Study text:
------------------------------

Using Breast Imaging Reporting and Data System (BI-RADS) classification [Table 4] for studying mammographic findings, 58.6% of the women belonged to BI-RADS I, 34.6% to BI-RADS II and 7% to BI-RADS III and none in BI-RADS IV. Benign lesions on mammography were seen in 35.6% of women [Table 5]. A total of four women were selected for interventions in the form of FNAC or smears from nipple discharge. In one patient with significantly enlarged axillary lymph node on mammography, underwent FNAC which was reported as granulomatous infection s/o tuberculosis. She underwent 6 months of directly observed treatment, short-course (DOTS) therapy and was disease free on follow up. Another patient with nipple discharge, Bilateral ductal ectasia and BI-RADS III on mammography underwent cytologic examination of nipple discharge which was negative for malignancy. The third patient had simple cyst with BI-RADS III, underwent FNAC which was reported as benign cyst. In the fourth patient, two fibroadenomas with BI-RADS II was the clinical diagnosis. The fibroadenomas measured (i) 3.2 cm × 1.3 cm × 1.4 cm and (ii) 2.0 cm × 0.8 cm × 1.6 cm, which did not increase in size on 6 months follow up and then she opted for Aryuvedic treatment elsewhere. Benign breast lesions detected on mammography are tabulated in [Table 5], the common ones being axillary lymph nodes (33.3%), fibroadenoma (32.2%) and simple cyst (12%). Ultrasound of breast was used to complement mammography, was done in 322 women of the total 500 women screened. The findings of Ultrasound of the breast are charted in [Table 6]. The salient findings of Ultrasound breast examination are a normal examination in 152 women, fibroadenosis in 99 women, axillary lymph nodes in 23 women, and simple cyst in 17 women. All women (n = 35) who had BI-RADSIII on mammography underwent ultrasound examination as well. Ultrasound findings were normal in 13 women with BIRADS III on mammography, simple cyst was seen in 11 women, eight women had changes suggestive of fibroadenosis and axillary lymph node seen in three women [Table 7].

------------------------------

Task brief:
Using the mammography screening text, explain why one woman received six months of DOTS therapy.

Entries from a dataset:
------------------------------

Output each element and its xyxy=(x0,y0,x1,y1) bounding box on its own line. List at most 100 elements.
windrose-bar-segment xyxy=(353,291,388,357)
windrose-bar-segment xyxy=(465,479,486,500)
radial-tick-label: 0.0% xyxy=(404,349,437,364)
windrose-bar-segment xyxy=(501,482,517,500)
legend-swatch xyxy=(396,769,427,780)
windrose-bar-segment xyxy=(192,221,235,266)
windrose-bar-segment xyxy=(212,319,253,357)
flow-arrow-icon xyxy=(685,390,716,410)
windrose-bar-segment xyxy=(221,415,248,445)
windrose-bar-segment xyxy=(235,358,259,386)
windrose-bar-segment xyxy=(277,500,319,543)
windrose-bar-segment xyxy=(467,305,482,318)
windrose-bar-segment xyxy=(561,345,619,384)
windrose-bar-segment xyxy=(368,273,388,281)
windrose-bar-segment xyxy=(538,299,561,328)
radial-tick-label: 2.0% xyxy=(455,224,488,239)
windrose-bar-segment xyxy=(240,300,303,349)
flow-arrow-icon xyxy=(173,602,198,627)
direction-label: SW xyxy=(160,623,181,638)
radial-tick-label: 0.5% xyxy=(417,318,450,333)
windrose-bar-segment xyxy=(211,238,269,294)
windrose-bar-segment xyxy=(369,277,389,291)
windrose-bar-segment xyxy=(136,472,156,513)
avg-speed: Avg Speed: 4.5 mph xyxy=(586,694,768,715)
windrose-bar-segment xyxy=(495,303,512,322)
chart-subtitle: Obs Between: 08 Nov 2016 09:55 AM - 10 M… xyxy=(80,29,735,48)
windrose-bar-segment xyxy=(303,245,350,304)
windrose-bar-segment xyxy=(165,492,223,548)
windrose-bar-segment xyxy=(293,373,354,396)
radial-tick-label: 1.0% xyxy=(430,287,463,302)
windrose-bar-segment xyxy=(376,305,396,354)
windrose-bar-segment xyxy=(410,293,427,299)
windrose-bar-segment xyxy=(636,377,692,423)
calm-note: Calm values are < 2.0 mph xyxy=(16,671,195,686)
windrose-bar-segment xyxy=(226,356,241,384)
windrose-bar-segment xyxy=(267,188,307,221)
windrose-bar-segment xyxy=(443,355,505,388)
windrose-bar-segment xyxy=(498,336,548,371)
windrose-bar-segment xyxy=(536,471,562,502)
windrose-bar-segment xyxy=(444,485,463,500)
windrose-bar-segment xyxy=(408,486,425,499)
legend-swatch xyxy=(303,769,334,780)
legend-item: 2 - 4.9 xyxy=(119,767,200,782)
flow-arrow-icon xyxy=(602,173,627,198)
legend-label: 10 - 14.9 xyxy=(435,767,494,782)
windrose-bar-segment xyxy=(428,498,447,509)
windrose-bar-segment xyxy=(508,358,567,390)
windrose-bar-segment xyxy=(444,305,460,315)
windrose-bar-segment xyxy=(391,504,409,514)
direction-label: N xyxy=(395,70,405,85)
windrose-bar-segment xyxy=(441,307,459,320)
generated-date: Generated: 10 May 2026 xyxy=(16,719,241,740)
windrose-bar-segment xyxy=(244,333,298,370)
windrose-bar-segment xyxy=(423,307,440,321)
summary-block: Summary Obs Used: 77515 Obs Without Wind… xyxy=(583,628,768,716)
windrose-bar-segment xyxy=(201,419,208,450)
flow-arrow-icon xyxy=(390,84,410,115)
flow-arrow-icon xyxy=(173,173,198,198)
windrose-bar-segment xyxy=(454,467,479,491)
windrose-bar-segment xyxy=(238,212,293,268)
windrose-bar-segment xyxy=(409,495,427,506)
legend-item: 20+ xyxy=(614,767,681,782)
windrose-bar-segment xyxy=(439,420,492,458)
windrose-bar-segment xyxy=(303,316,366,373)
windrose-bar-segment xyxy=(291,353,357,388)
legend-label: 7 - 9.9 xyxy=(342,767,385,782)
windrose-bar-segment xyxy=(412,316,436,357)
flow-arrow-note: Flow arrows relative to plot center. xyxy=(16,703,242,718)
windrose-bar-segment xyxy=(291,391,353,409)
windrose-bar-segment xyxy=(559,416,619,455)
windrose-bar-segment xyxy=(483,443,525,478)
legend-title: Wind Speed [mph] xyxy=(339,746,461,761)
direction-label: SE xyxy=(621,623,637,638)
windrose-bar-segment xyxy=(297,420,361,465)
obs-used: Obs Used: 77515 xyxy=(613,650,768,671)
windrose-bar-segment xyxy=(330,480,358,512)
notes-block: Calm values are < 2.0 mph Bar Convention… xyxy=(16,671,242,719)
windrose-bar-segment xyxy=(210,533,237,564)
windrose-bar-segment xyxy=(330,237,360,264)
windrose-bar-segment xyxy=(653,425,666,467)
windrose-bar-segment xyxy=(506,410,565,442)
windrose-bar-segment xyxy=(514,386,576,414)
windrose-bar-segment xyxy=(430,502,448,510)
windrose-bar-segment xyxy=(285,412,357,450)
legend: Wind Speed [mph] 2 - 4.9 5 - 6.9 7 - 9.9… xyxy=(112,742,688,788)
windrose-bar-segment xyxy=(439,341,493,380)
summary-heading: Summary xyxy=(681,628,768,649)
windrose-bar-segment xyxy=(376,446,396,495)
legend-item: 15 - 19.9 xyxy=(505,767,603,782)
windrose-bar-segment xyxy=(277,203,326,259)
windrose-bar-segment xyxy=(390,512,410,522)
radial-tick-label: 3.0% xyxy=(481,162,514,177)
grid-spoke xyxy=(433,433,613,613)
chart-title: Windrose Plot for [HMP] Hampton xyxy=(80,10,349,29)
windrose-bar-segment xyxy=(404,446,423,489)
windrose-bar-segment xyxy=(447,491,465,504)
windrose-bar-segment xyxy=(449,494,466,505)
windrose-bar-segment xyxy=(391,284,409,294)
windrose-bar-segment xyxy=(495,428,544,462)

------------------------------

Your response:
Mammography showed a significantly enlarged axillary lymph node, so she underwent FNAC. The FNAC report was granulomatous infection suggestive of tuberculosis. She then received six months of DOTS therapy and was disease free on follow-up.